10. Komisi X, membidangi pendidikan, pemuda, olahraga, pariwisata,
kesenian, dan kebudayaan.
11. Komisi XI, membidangi keuangan, perencanaan pembangunan nasional,
perbankan, dan lembaga keuangan bukan bank.
3.
Badan Musyawarah
Bamus
merupakan miniatur DPR. Sebagian besar keputusan penting DPR digodok terlebih
dahulu di Bamus, sebelum dibahas dalam Rapat Paripurna sebagai forum tertinggi
di DPR yang dapat mengubah putusan Bamus. Bamus antara lain memiliki tugas
menetapkan acara DPR, termasuk mengenai perkiraan waktu penyelesaian suatu
masalah, serta jangka waktu penyelesaian dan prioritas RUU).
4.
Badan Anggaran
Anggaran
DPR dibentuk oleh DPR dan merupakan alat kelengkapan DPR yang bersifat tetap
yang memiliki tugas pokok melakukan pembahasan Anggaran Pendapatan dan
Belanja Negara. Susunan
keanggotaan Badan Anggaran ditetapkan pada permulaan masa keanggotaan DPR.
Susunan keanggotaan Badan Anggaran terdiri atas anggota-anggota seluruh unsur
Komisi dengan memperhatikan perimbangan jumlah anggota Fraksi.
5.
Badan Kehormatan
Badan Kehormatan (BK)
DPR merupakan alat kelengkapan paling muda saat ini di DPR. BK merupakan salah
satu alat kelengkapan yang bersifat sementara. Pembentukan DK di DPR merupakan
respon atas sorotan publik terhadap kinerja sebagian anggota dewan yang buruk,
misalnya dalam hal rendahnya tingkat kehadiran dan konflik kepentingan.
DPR
melakukan penelitian dan pemeriksaan terhadap dugaan pelanggaran yang dilakukan
oleh Anggota DPR, dan pada akhirnya memberikan laporan akhir berupa rekomendasi
kepada Pimpinan DPR sebagai bahan pertimbangan untuk menjatuhkan sanksi atau
merehabilitasi nama baik Anggota. Rapat-rapat Dewan Kehormatan bersifat tertutup.
Tugas Dewan Kehormatan dianggap selesai setelah menyampaikan rekomendasi kepada
Pimpinan DPR.
6.

## Petunjuk Tugas
Salin kata demi kata seluruh bagian teks tentang alat kelengkapan DPR, mulai dari "Badan Musyawarah" terus sampai "masa keanggotaan DPR.". Daftar ini tidak ada hubungannya dengan teks tentang alat kelengkapan DPR.

## Data yang Tersedia
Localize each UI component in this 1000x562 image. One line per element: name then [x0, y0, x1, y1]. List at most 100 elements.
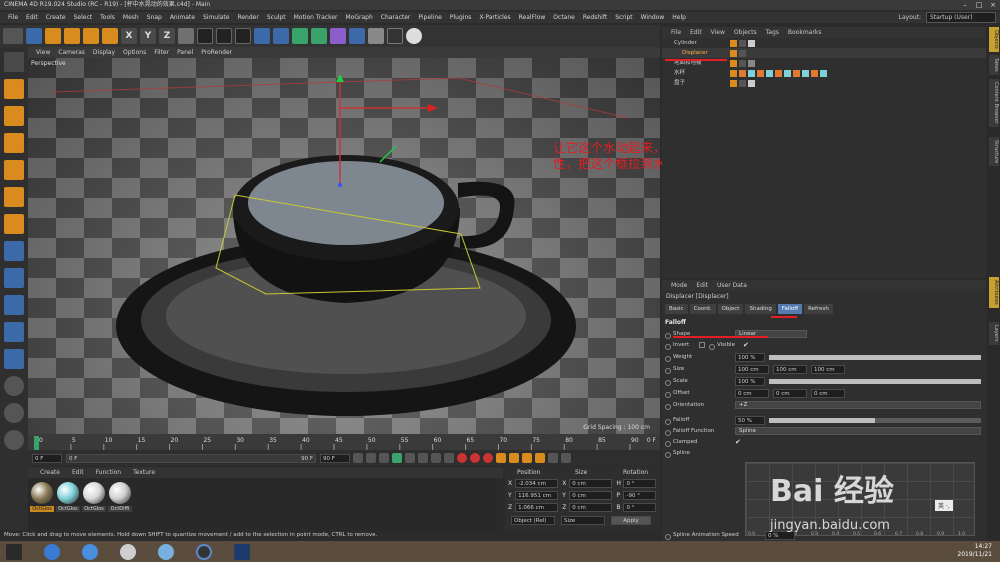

## Jawaban Latihan
Badan Musyawarah
Bamus
merupakan miniatur DPR. Sebagian besar keputusan penting DPR digodok terlebih
dahulu di Bamus, sebelum dibahas dalam Rapat Paripurna sebagai forum tertinggi
di DPR yang dapat mengubah putusan Bamus. Bamus antara lain memiliki tugas
menetapkan acara DPR, termasuk mengenai perkiraan waktu penyelesaian suatu
masalah, serta jangka waktu penyelesaian dan prioritas RUU).
4.
Badan Anggaran
Anggaran
DPR dibentuk oleh DPR dan merupakan alat kelengkapan DPR yang bersifat tetap
yang memiliki tugas pokok melakukan pembahasan Anggaran Pendapatan dan
Belanja Negara. Susunan
keanggotaan Badan Anggaran ditetapkan pada permulaan masa keanggotaan DPR.